▸ **Task details**:
Check each line of the material. Copy those containing "officer".

[Saved data entries]

§ §

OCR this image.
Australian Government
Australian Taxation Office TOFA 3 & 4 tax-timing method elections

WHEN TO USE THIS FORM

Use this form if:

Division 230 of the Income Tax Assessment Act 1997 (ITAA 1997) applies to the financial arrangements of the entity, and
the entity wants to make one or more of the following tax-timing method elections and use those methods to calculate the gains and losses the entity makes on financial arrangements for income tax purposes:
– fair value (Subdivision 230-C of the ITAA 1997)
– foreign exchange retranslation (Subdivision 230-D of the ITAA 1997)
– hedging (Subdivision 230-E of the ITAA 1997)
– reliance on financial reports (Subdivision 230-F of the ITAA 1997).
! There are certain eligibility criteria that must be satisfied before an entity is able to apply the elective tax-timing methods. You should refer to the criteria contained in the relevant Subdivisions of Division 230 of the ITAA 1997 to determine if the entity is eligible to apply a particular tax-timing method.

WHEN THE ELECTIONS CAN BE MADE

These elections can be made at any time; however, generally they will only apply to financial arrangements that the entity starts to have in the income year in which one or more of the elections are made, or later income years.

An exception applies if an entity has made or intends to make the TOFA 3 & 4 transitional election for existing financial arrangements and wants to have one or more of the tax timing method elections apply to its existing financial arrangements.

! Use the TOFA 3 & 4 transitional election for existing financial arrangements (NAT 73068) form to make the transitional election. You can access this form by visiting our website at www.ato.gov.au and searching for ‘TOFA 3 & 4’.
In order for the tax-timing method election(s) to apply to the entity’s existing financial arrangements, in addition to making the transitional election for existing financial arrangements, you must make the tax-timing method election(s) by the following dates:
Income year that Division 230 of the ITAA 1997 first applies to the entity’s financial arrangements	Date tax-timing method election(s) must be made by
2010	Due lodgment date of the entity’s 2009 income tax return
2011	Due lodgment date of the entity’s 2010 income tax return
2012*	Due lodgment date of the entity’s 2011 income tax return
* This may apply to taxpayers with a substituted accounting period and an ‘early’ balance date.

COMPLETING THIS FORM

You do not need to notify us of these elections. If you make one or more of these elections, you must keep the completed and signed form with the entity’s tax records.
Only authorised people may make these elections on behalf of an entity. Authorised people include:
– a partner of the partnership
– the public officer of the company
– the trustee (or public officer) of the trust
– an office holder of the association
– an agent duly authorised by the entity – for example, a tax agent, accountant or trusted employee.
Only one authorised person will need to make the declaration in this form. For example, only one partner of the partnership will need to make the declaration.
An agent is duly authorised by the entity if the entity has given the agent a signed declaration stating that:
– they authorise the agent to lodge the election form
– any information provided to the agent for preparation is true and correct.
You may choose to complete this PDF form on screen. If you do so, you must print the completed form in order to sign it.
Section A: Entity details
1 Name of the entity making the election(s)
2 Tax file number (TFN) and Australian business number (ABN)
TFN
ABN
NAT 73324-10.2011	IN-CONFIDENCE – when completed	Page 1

§ §

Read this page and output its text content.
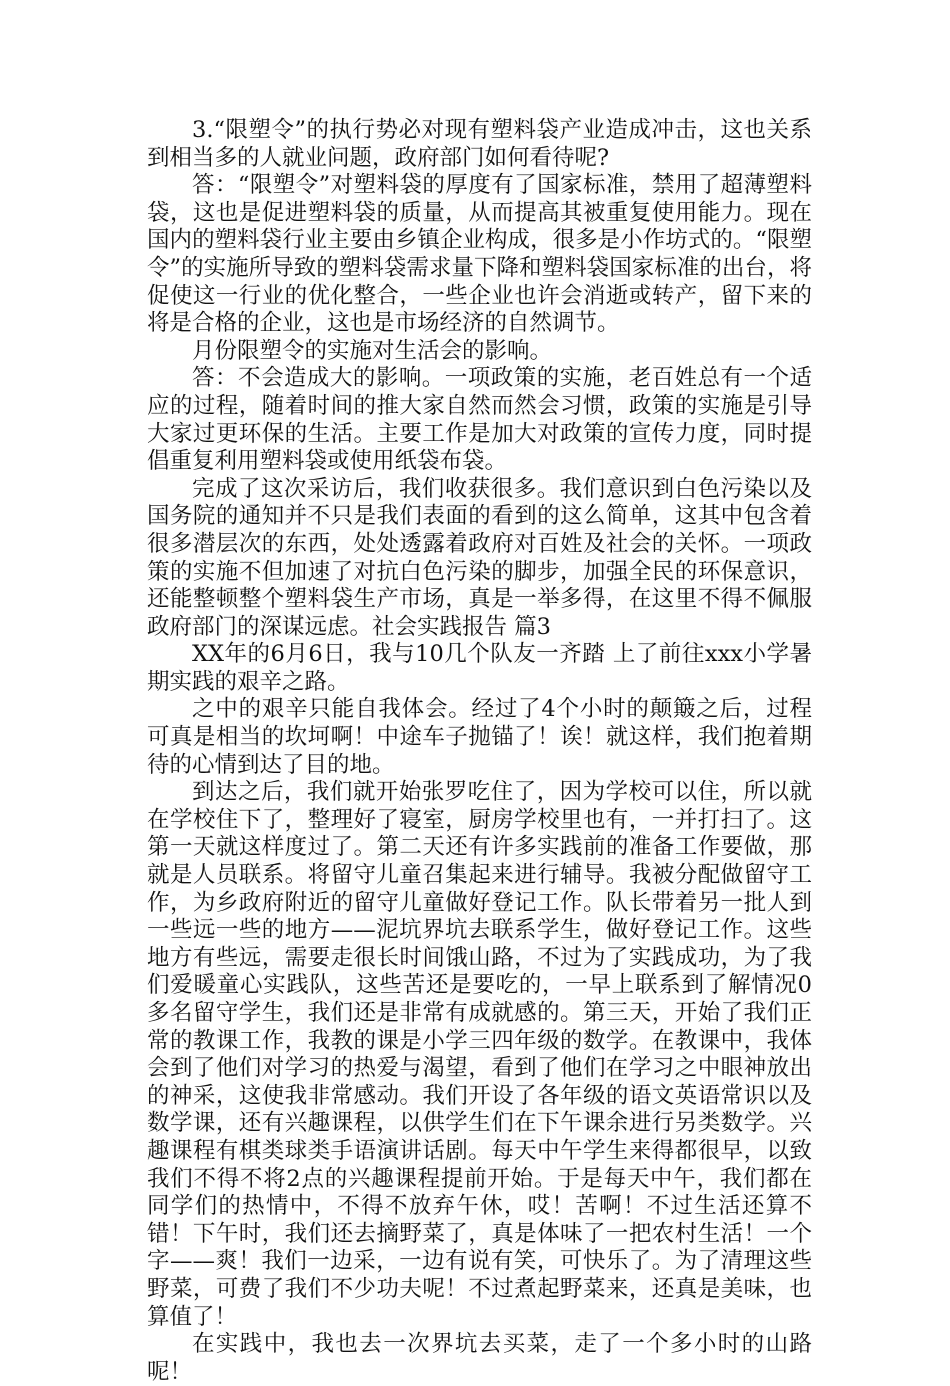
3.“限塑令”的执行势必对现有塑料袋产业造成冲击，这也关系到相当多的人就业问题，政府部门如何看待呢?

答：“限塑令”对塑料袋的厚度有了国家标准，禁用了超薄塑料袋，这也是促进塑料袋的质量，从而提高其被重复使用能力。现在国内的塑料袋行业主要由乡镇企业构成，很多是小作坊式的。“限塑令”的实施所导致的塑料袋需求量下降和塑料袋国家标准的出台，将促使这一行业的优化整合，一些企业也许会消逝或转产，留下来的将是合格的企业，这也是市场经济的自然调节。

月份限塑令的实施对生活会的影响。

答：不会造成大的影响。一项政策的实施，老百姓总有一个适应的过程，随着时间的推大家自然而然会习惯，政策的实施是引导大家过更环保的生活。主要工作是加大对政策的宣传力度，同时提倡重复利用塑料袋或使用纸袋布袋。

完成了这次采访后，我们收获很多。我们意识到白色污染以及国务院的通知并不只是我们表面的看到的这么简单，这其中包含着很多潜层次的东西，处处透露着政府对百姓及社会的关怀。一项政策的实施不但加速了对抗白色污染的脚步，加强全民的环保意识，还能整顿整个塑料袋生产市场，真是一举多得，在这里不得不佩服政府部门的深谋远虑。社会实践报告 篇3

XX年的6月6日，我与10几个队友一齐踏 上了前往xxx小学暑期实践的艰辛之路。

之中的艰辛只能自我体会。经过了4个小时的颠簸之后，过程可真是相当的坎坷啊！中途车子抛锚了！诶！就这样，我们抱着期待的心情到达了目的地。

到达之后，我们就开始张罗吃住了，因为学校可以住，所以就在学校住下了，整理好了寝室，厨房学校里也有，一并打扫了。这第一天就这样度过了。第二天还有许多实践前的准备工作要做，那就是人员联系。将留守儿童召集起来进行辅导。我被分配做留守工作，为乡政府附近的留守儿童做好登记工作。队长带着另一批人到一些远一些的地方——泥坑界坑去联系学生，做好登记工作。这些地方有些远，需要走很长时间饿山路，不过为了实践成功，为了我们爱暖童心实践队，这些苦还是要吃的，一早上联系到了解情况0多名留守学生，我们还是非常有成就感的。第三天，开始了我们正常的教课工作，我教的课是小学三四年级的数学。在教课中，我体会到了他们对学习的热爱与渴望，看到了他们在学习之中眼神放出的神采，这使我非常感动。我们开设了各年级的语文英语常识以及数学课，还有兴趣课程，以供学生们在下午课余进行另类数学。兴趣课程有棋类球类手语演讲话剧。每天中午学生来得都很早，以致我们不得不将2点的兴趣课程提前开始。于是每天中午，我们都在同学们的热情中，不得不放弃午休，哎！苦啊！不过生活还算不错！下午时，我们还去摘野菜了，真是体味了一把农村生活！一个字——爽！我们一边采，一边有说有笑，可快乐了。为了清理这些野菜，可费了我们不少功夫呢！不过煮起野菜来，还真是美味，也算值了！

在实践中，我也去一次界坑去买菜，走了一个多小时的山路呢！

§ §

▸ **The completed task**:
– the public officer of the company
– the trustee (or public officer) of the trust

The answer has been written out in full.